STATED EXERCISE: Output an exact reproduction of the data.

+===+

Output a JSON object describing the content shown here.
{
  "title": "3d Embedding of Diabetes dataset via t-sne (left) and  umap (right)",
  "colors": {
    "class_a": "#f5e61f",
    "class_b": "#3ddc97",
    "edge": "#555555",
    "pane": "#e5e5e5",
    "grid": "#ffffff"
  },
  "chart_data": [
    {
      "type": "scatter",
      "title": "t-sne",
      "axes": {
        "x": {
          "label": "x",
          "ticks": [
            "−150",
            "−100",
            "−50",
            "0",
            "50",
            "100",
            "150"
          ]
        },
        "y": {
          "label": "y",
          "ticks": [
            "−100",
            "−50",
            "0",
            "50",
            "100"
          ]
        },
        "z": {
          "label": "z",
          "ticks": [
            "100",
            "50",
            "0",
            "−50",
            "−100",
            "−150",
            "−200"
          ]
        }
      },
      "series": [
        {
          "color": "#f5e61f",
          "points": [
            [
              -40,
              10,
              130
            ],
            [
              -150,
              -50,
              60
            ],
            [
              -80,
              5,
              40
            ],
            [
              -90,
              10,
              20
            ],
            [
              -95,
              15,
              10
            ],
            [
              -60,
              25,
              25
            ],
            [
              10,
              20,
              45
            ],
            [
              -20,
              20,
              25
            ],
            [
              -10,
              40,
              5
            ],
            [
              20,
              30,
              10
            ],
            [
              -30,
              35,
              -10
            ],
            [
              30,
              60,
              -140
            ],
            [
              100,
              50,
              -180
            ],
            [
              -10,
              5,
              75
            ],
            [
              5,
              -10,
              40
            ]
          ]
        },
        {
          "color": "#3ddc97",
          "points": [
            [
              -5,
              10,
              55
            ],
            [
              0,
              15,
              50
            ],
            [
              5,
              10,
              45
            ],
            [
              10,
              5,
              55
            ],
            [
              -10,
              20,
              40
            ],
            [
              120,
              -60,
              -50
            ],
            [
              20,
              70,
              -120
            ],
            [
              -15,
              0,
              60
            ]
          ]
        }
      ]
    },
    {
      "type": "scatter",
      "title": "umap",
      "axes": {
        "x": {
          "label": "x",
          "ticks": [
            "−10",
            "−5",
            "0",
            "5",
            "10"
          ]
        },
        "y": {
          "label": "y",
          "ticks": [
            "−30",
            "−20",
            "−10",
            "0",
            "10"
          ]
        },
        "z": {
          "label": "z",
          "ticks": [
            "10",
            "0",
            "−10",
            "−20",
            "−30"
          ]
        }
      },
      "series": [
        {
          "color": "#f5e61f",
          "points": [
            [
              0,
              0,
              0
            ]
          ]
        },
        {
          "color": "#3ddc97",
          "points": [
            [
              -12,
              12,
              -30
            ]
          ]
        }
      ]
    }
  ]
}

+===+

OUTPUT OF THE EXERCISE:
Output a JSON object describing the content shown here.
{
  "title": "3d Embedding of Diabetes dataset via t-sne (left) and  umap (right)",
  "colors": {
    "class_a": "#f5e61f",
    "class_b": "#3ddc97",
    "edge": "#555555",
    "pane": "#e5e5e5",
    "grid": "#ffffff"
  },
  "chart_data": [
    {
      "type": "scatter",
      "title": "t-sne",
      "axes": {
        "x": {
          "label": "x",
          "ticks": [
            "−150",
            "−100",
            "−50",
            "0",
            "50",
            "100",
            "150"
          ]
        },
        "y": {
          "label": "y",
          "ticks": [
            "−100",
            "−50",
            "0",
            "50",
            "100"
          ]
        },
        "z": {
          "label": "z",
          "ticks": [
            "100",
            "50",
            "0",
            "−50",
            "−100",
            "−150",
            "−200"
          ]
        }
      },
      "series": [
        {
          "color": "#f5e61f",
          "points": [
            [
              -40,
              10,
              130
            ],
            [
              -150,
              -50,
              60
            ],
            [
              -80,
              5,
              40
            ],
            [
              -90,
              10,
              20
            ],
            [
              -95,
              15,
              10
            ],
            [
              -60,
              25,
              25
            ],
            [
              10,
              20,
              45
            ],
            [
              -20,
              20,
              25
            ],
            [
              -10,
              40,
              5
            ],
            [
              20,
              30,
              10
            ],
            [
              -30,
              35,
              -10
            ],
            [
              30,
              60,
              -140
            ],
            [
              100,
              50,
              -180
            ],
            [
              -10,
              5,
              75
            ],
            [
              5,
              -10,
              40
            ]
          ]
        },
        {
          "color": "#3ddc97",
          "points": [
            [
              -5,
              10,
              55
            ],
            [
              0,
              15,
              50
            ],
            [
              5,
              10,
              45
            ],
            [
              10,
              5,
              55
            ],
            [
              -10,
              20,
              40
            ],
            [
              120,
              -60,
              -50
            ],
            [
              20,
              70,
              -120
            ],
            [
              -15,
              0,
              60
            ]
          ]
        }
      ]
    },
    {
      "type": "scatter",
      "title": "umap",
      "axes": {
        "x": {
          "label": "x",
          "ticks": [
            "−10",
            "−5",
            "0",
            "5",
            "10"
          ]
        },
        "y": {
          "label": "y",
          "ticks": [
            "−30",
            "−20",
            "−10",
            "0",
            "10"
          ]
        },
        "z": {
          "label": "z",
          "ticks": [
            "10",
            "0",
            "−10",
            "−20",
            "−30"
          ]
        }
      },
      "series": [
        {
          "color": "#f5e61f",
          "points": [
            [
              0,
              0,
              0
            ]
          ]
        },
        {
          "color": "#3ddc97",
          "points": [
            [
              -12,
              12,
              -30
            ]
          ]
        }
      ]
    }
  ]
}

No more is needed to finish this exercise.